Data for the task ->
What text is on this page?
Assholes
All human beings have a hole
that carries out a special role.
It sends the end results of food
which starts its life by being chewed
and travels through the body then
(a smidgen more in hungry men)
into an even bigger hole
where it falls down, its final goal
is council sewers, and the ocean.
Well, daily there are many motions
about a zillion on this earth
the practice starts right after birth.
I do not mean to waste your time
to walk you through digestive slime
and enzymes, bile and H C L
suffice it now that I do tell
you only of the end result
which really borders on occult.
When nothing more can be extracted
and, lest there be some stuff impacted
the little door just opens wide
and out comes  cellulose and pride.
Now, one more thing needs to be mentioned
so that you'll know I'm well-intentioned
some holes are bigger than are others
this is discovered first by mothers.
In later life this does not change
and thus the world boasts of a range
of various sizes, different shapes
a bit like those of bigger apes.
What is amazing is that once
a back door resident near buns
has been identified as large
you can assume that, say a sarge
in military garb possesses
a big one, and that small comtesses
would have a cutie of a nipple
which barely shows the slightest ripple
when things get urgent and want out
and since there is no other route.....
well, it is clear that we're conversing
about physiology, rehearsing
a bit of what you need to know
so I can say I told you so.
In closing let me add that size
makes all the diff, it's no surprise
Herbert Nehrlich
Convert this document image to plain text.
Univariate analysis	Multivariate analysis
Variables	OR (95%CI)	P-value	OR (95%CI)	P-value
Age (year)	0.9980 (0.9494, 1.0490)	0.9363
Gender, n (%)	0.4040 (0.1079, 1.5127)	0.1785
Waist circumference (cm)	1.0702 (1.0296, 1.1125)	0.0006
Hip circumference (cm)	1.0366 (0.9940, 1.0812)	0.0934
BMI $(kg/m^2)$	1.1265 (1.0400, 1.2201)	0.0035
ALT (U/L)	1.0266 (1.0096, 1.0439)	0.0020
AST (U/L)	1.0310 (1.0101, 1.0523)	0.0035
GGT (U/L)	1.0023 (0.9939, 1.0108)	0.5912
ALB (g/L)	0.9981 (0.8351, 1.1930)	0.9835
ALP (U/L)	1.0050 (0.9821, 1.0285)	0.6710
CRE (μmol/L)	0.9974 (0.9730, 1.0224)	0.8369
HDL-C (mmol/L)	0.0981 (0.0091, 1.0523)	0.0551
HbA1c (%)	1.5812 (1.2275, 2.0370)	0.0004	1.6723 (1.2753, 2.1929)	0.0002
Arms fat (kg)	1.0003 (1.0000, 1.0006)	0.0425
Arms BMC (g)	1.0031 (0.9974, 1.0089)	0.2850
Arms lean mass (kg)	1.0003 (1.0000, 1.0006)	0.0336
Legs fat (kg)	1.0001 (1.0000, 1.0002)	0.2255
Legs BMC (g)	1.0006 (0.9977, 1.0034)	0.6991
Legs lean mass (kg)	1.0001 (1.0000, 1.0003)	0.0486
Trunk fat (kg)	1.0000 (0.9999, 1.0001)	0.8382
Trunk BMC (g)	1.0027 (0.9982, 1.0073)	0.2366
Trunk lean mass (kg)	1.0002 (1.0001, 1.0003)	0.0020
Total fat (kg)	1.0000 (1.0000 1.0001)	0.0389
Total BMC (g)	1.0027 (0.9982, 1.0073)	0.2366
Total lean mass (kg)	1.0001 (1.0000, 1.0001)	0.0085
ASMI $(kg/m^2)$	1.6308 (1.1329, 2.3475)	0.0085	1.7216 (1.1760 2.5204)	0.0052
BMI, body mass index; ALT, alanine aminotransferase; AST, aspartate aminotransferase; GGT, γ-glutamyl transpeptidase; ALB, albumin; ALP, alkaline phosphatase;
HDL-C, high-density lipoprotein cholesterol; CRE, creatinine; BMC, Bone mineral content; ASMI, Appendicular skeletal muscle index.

Work task -> Exactly as written, output all of the entries.

Written solution ->
What text is on this page?
Assholes
All human beings have a hole
that carries out a special role.
It sends the end results of food
which starts its life by being chewed
and travels through the body then
(a smidgen more in hungry men)
into an even bigger hole
where it falls down, its final goal
is council sewers, and the ocean.
Well, daily there are many motions
about a zillion on this earth
the practice starts right after birth.
I do not mean to waste your time
to walk you through digestive slime
and enzymes, bile and H C L
suffice it now that I do tell
you only of the end result
which really borders on occult.
When nothing more can be extracted
and, lest there be some stuff impacted
the little door just opens wide
and out comes  cellulose and pride.
Now, one more thing needs to be mentioned
so that you'll know I'm well-intentioned
some holes are bigger than are others
this is discovered first by mothers.
In later life this does not change
and thus the world boasts of a range
of various sizes, different shapes
a bit like those of bigger apes.
What is amazing is that once
a back door resident near buns
has been identified as large
you can assume that, say a sarge
in military garb possesses
a big one, and that small comtesses
would have a cutie of a nipple
which barely shows the slightest ripple
when things get urgent and want out
and since there is no other route.....
well, it is clear that we're conversing
about physiology, rehearsing
a bit of what you need to know
so I can say I told you so.
In closing let me add that size
makes all the diff, it's no surprise
Herbert Nehrlich
Convert this document image to plain text.
Univariate analysis	Multivariate analysis
Variables	OR (95%CI)	P-value	OR (95%CI)	P-value
Age (year)	0.9980 (0.9494, 1.0490)	0.9363
Gender, n (%)	0.4040 (0.1079, 1.5127)	0.1785
Waist circumference (cm)	1.0702 (1.0296, 1.1125)	0.0006
Hip circumference (cm)	1.0366 (0.9940, 1.0812)	0.0934
BMI $(kg/m^2)$	1.1265 (1.0400, 1.2201)	0.0035
ALT (U/L)	1.0266 (1.0096, 1.0439)	0.0020
AST (U/L)	1.0310 (1.0101, 1.0523)	0.0035
GGT (U/L)	1.0023 (0.9939, 1.0108)	0.5912
ALB (g/L)	0.9981 (0.8351, 1.1930)	0.9835
ALP (U/L)	1.0050 (0.9821, 1.0285)	0.6710
CRE (μmol/L)	0.9974 (0.9730, 1.0224)	0.8369
HDL-C (mmol/L)	0.0981 (0.0091, 1.0523)	0.0551
HbA1c (%)	1.5812 (1.2275, 2.0370)	0.0004	1.6723 (1.2753, 2.1929)	0.0002
Arms fat (kg)	1.0003 (1.0000, 1.0006)	0.0425
Arms BMC (g)	1.0031 (0.9974, 1.0089)	0.2850
Arms lean mass (kg)	1.0003 (1.0000, 1.0006)	0.0336
Legs fat (kg)	1.0001 (1.0000, 1.0002)	0.2255
Legs BMC (g)	1.0006 (0.9977, 1.0034)	0.6991
Legs lean mass (kg)	1.0001 (1.0000, 1.0003)	0.0486
Trunk fat (kg)	1.0000 (0.9999, 1.0001)	0.8382
Trunk BMC (g)	1.0027 (0.9982, 1.0073)	0.2366
Trunk lean mass (kg)	1.0002 (1.0001, 1.0003)	0.0020
Total fat (kg)	1.0000 (1.0000 1.0001)	0.0389
Total BMC (g)	1.0027 (0.9982, 1.0073)	0.2366
Total lean mass (kg)	1.0001 (1.0000, 1.0001)	0.0085
ASMI $(kg/m^2)$	1.6308 (1.1329, 2.3475)	0.0085	1.7216 (1.1760 2.5204)	0.0052
BMI, body mass index; ALT, alanine aminotransferase; AST, aspartate aminotransferase; GGT, γ-glutamyl transpeptidase; ALB, albumin; ALP, alkaline phosphatase;
HDL-C, high-density lipoprotein cholesterol; CRE, creatinine; BMC, Bone mineral content; ASMI, Appendicular skeletal muscle index.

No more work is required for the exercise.